• What is being asked: Copy every line of the records below where the word "domain" occurs.

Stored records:
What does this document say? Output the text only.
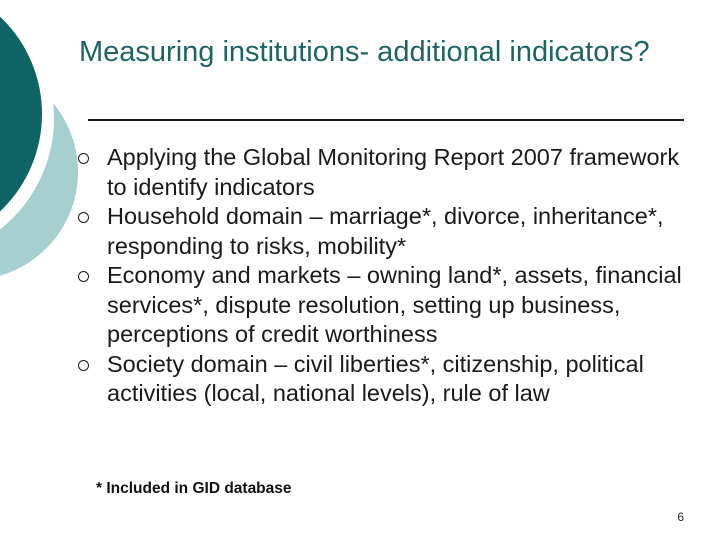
Measuring institutions- additional indicators?
Applying the Global Monitoring Report 2007 framework to identify indicators
Household domain – marriage*, divorce, inheritance*, responding to risks, mobility*
Economy and markets – owning land*, assets, financial services*, dispute resolution, setting up business, perceptions of credit worthiness
Society domain – civil liberties*, citizenship, political activities (local, national levels), rule of law
* Included in GID database
6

• Complete output:
Household domain – marriage*, divorce, inheritance*, responding to risks, mobility*
Society domain – civil liberties*, citizenship, political activities (local, national levels), rule of law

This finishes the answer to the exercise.